Directions >> Print verbatim every line starting at the one that contains "Read this page and output its text content." and ending at the final line of the records; include both endpoints.

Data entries
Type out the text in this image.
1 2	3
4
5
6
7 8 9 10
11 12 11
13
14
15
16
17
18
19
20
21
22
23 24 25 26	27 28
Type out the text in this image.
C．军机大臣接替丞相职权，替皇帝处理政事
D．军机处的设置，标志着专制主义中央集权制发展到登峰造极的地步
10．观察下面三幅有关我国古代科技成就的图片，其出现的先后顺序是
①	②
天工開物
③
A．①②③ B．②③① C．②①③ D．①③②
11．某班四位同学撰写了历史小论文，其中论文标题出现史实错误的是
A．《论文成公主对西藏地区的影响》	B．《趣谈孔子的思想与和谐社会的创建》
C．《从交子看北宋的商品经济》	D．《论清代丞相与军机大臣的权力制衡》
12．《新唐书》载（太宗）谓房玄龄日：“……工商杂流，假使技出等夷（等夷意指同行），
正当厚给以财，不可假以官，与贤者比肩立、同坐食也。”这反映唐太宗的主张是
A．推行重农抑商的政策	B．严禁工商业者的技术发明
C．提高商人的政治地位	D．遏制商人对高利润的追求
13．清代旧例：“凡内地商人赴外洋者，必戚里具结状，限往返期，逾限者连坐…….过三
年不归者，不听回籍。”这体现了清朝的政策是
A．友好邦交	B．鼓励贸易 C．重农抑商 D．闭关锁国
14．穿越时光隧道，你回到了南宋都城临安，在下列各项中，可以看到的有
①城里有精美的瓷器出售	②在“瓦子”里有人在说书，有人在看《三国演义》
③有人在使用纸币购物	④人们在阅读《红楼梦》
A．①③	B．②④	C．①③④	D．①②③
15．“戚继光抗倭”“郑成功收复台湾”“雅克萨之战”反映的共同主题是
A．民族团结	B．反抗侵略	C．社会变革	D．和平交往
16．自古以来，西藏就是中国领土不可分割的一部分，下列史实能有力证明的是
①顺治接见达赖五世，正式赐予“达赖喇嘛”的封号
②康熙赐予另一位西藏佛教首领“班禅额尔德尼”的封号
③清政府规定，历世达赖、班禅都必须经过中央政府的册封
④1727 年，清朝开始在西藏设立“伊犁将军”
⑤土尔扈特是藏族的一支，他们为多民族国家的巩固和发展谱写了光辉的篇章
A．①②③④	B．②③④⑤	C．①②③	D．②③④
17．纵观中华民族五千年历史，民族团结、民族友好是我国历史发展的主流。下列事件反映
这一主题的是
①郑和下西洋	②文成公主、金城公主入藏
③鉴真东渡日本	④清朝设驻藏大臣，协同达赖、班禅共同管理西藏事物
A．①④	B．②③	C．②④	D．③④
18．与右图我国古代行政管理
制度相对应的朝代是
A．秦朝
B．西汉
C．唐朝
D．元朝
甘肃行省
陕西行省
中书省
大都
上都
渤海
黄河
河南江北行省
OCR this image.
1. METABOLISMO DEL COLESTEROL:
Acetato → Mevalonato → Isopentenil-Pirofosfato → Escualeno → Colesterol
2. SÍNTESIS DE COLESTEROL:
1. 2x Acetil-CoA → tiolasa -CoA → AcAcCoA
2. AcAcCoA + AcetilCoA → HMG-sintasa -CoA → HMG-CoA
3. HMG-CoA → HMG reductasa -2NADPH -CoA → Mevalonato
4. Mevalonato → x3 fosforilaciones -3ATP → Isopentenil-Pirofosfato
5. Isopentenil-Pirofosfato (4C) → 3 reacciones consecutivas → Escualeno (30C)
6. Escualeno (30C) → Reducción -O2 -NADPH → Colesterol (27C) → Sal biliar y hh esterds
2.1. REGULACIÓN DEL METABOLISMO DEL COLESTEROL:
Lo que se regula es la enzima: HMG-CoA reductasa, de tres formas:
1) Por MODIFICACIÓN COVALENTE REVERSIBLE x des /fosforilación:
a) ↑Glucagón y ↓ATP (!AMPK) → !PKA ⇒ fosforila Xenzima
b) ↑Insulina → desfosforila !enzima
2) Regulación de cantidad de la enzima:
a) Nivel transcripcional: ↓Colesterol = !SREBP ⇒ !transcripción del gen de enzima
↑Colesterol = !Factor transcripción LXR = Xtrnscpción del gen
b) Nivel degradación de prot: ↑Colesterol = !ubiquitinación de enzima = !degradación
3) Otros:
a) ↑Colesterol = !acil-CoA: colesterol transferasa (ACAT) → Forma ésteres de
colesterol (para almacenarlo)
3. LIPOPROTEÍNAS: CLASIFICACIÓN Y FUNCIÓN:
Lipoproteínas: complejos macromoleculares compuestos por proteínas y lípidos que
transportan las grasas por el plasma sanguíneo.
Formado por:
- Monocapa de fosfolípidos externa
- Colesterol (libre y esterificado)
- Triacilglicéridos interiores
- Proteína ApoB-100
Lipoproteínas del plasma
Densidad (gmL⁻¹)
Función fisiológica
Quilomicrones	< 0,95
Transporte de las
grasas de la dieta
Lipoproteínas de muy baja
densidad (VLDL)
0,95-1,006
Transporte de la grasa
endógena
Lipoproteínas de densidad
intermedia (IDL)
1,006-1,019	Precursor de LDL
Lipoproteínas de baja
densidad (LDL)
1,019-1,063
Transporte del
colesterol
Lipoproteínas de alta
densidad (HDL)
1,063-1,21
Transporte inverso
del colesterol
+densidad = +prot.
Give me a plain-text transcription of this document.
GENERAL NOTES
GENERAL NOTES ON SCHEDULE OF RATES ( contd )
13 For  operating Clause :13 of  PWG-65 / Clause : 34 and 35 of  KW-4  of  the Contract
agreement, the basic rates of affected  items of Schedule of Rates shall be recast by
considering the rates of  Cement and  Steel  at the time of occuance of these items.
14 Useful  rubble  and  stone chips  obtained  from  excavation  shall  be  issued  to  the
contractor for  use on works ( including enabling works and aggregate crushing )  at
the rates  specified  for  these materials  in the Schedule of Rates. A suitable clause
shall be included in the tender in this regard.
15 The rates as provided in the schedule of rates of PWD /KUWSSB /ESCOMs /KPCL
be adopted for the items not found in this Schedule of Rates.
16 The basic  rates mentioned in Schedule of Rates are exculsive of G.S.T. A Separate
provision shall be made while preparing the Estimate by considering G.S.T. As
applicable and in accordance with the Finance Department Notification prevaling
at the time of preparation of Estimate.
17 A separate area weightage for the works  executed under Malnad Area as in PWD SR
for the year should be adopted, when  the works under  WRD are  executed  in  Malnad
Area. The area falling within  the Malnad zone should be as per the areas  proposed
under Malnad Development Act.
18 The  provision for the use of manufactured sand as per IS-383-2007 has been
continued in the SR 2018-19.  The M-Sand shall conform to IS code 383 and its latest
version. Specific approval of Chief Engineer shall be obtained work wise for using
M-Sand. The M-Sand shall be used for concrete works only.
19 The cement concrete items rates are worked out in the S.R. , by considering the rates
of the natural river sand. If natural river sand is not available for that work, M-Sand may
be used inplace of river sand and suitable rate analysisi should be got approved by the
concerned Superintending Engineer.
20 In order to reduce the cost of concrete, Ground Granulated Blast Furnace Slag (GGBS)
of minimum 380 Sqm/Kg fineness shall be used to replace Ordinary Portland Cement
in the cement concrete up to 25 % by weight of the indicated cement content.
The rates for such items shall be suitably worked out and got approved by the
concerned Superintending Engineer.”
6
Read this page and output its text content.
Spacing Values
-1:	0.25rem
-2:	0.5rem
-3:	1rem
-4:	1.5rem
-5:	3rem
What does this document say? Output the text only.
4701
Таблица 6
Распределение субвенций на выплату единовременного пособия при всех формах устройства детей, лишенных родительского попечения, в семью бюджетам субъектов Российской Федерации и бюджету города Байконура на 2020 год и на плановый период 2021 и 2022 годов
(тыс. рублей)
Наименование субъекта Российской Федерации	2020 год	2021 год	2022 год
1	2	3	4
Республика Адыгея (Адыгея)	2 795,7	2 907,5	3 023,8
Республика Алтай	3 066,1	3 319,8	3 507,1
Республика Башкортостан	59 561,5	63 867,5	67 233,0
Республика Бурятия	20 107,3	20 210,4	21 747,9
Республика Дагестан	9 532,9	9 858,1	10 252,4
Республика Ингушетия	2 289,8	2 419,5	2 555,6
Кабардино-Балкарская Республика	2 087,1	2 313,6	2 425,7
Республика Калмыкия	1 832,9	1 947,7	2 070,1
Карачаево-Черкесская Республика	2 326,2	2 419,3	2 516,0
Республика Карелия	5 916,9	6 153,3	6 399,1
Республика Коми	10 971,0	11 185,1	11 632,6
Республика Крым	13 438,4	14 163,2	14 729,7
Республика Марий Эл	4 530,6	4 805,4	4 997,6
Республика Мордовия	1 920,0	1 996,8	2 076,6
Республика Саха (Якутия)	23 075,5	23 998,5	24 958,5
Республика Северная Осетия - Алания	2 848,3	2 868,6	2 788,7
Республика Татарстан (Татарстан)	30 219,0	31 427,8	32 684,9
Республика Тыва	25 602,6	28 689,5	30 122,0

Correct answer >>
Read this page and output its text content.
Spacing Values
-1:	0.25rem
-2:	0.5rem
-3:	1rem
-4:	1.5rem
-5:	3rem
What does this document say? Output the text only.
4701
Таблица 6
Распределение субвенций на выплату единовременного пособия при всех формах устройства детей, лишенных родительского попечения, в семью бюджетам субъектов Российской Федерации и бюджету города Байконура на 2020 год и на плановый период 2021 и 2022 годов
(тыс. рублей)
Наименование субъекта Российской Федерации	2020 год	2021 год	2022 год
1	2	3	4
Республика Адыгея (Адыгея)	2 795,7	2 907,5	3 023,8
Республика Алтай	3 066,1	3 319,8	3 507,1
Республика Башкортостан	59 561,5	63 867,5	67 233,0
Республика Бурятия	20 107,3	20 210,4	21 747,9
Республика Дагестан	9 532,9	9 858,1	10 252,4
Республика Ингушетия	2 289,8	2 419,5	2 555,6
Кабардино-Балкарская Республика	2 087,1	2 313,6	2 425,7
Республика Калмыкия	1 832,9	1 947,7	2 070,1
Карачаево-Черкесская Республика	2 326,2	2 419,3	2 516,0
Республика Карелия	5 916,9	6 153,3	6 399,1
Республика Коми	10 971,0	11 185,1	11 632,6
Республика Крым	13 438,4	14 163,2	14 729,7
Республика Марий Эл	4 530,6	4 805,4	4 997,6
Республика Мордовия	1 920,0	1 996,8	2 076,6
Республика Саха (Якутия)	23 075,5	23 998,5	24 958,5
Республика Северная Осетия - Алания	2 848,3	2 868,6	2 788,7
Республика Татарстан (Татарстан)	30 219,0	31 427,8	32 684,9
Республика Тыва	25 602,6	28 689,5	30 122,0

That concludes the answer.